*THE EXERCISE:*
Repeat the material verbatim. Images are excluded from the copy.

[A block of data]
-- Begin --

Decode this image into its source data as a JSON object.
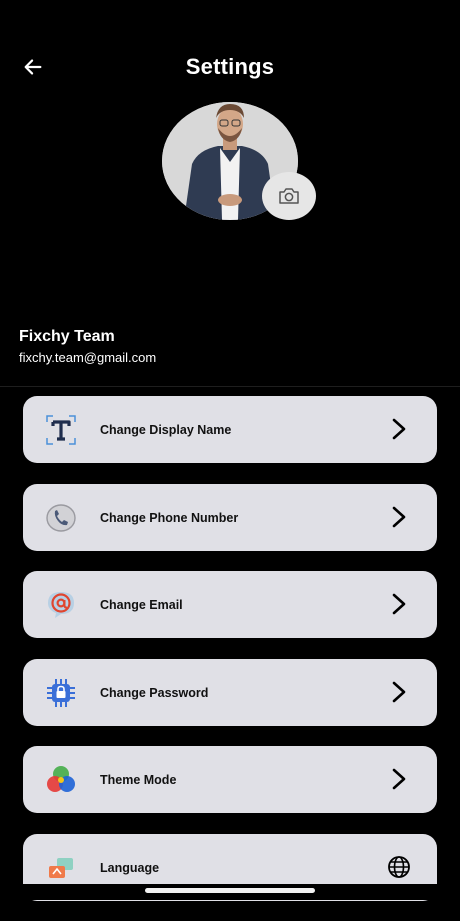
{
  "header": {
    "title": "Settings",
    "back_icon": "arrow-left-icon"
  },
  "profile": {
    "name": "Fixchy Team",
    "email": "fixchy.team@gmail.com",
    "camera_icon": "camera-icon"
  },
  "menu": {
    "items": [
      {
        "label": "Change Display Name",
        "icon": "text-t-icon",
        "trailing_icon": "chevron-right-icon"
      },
      {
        "label": "Change Phone Number",
        "icon": "phone-icon",
        "trailing_icon": "chevron-right-icon"
      },
      {
        "label": "Change Email",
        "icon": "at-sign-icon",
        "trailing_icon": "chevron-right-icon"
      },
      {
        "label": "Change Password",
        "icon": "chip-lock-icon",
        "trailing_icon": "chevron-right-icon"
      },
      {
        "label": "Theme Mode",
        "icon": "color-circles-icon",
        "trailing_icon": "chevron-right-icon"
      },
      {
        "label": "Language",
        "icon": "translate-icon",
        "trailing_icon": "globe-icon"
      }
    ]
  },
  "colors": {
    "background": "#000000",
    "card": "#e0e0e6",
    "text_primary": "#ffffff",
    "card_text": "#111111"
  }
}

-- End --

*FULL OUTPUT:*
Decode this image into its source data as a JSON object.
{
  "header": {
    "title": "Settings",
    "back_icon": "arrow-left-icon"
  },
  "profile": {
    "name": "Fixchy Team",
    "email": "fixchy.team@gmail.com",
    "camera_icon": "camera-icon"
  },
  "menu": {
    "items": [
      {
        "label": "Change Display Name",
        "icon": "text-t-icon",
        "trailing_icon": "chevron-right-icon"
      },
      {
        "label": "Change Phone Number",
        "icon": "phone-icon",
        "trailing_icon": "chevron-right-icon"
      },
      {
        "label": "Change Email",
        "icon": "at-sign-icon",
        "trailing_icon": "chevron-right-icon"
      },
      {
        "label": "Change Password",
        "icon": "chip-lock-icon",
        "trailing_icon": "chevron-right-icon"
      },
      {
        "label": "Theme Mode",
        "icon": "color-circles-icon",
        "trailing_icon": "chevron-right-icon"
      },
      {
        "label": "Language",
        "icon": "translate-icon",
        "trailing_icon": "globe-icon"
      }
    ]
  },
  "colors": {
    "background": "#000000",
    "card": "#e0e0e6",
    "text_primary": "#ffffff",
    "card_text": "#111111"
  }
}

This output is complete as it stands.